DATA FOR THE TASK:
%%
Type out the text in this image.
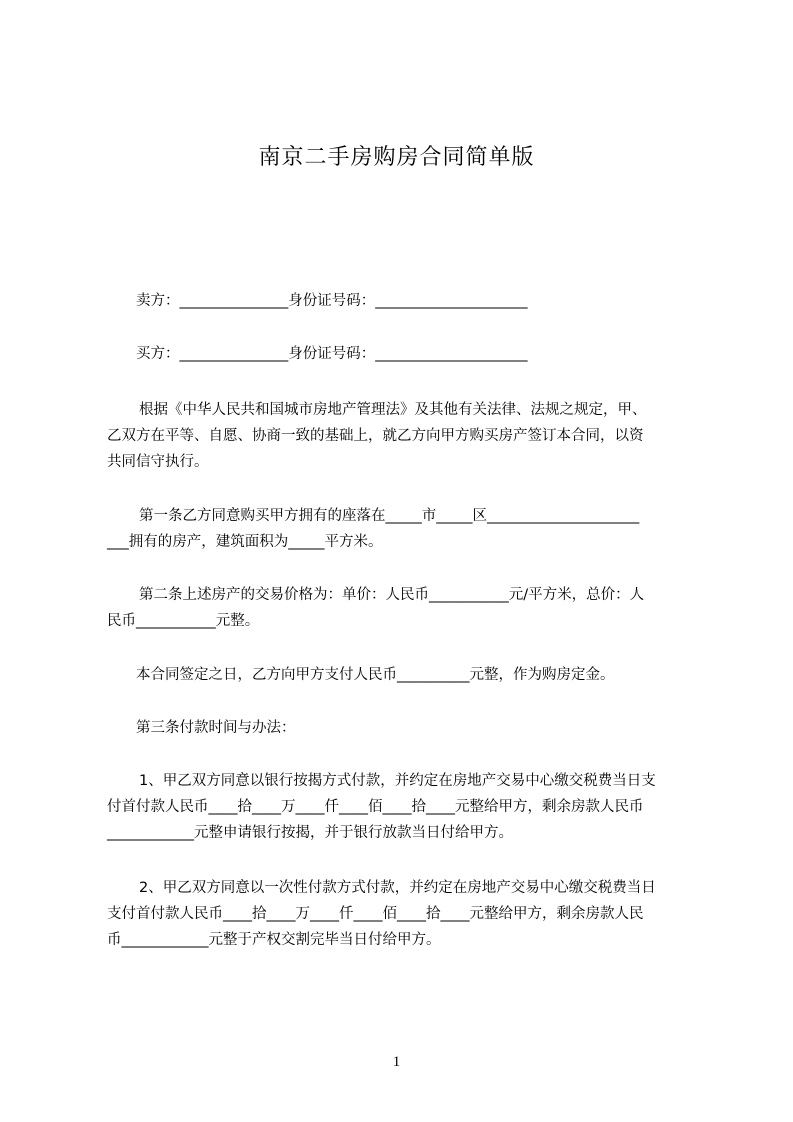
南京二手房购房合同简单版
卖方：_______________身份证号码：_____________________
买方：_______________身份证号码：_____________________
根据《中华人民共和国城市房地产管理法》及其他有关法律、法规之规定，甲、
乙双方在平等、自愿、协商一致的基础上，就乙方向甲方购买房产签订本合同，以资
共同信守执行。
第一条乙方同意购买甲方拥有的座落在_____市_____区_____________________
___拥有的房产，建筑面积为_____平方米。
第二条上述房产的交易价格为：单价：人民币___________元/平方米，总价：人
民币___________元整。
本合同签定之日，乙方向甲方支付人民币__________元整，作为购房定金。
第三条付款时间与办法：
1、甲乙双方同意以银行按揭方式付款，并约定在房地产交易中心缴交税费当日支
付首付款人民币____拾____万____仟____佰____拾____元整给甲方，剩余房款人民币
____________元整申请银行按揭，并于银行放款当日付给甲方。
2、甲乙双方同意以一次性付款方式付款，并约定在房地产交易中心缴交税费当日
支付首付款人民币____拾____万____仟____佰____拾____元整给甲方，剩余房款人民
币____________元整于产权交割完毕当日付给甲方。
1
%%
EXERCISE OBJECTIVE: Images should not appear in the copy; retype the listing above exactly.

WRITTEN RESPONSE:
Type out the text in this image.
南京二手房购房合同简单版
卖方：_______________身份证号码：_____________________
买方：_______________身份证号码：_____________________
根据《中华人民共和国城市房地产管理法》及其他有关法律、法规之规定，甲、
乙双方在平等、自愿、协商一致的基础上，就乙方向甲方购买房产签订本合同，以资
共同信守执行。
第一条乙方同意购买甲方拥有的座落在_____市_____区_____________________
___拥有的房产，建筑面积为_____平方米。
第二条上述房产的交易价格为：单价：人民币___________元/平方米，总价：人
民币___________元整。
本合同签定之日，乙方向甲方支付人民币__________元整，作为购房定金。
第三条付款时间与办法：
1、甲乙双方同意以银行按揭方式付款，并约定在房地产交易中心缴交税费当日支
付首付款人民币____拾____万____仟____佰____拾____元整给甲方，剩余房款人民币
____________元整申请银行按揭，并于银行放款当日付给甲方。
2、甲乙双方同意以一次性付款方式付款，并约定在房地产交易中心缴交税费当日
支付首付款人民币____拾____万____仟____佰____拾____元整给甲方，剩余房款人民
币____________元整于产权交割完毕当日付给甲方。
1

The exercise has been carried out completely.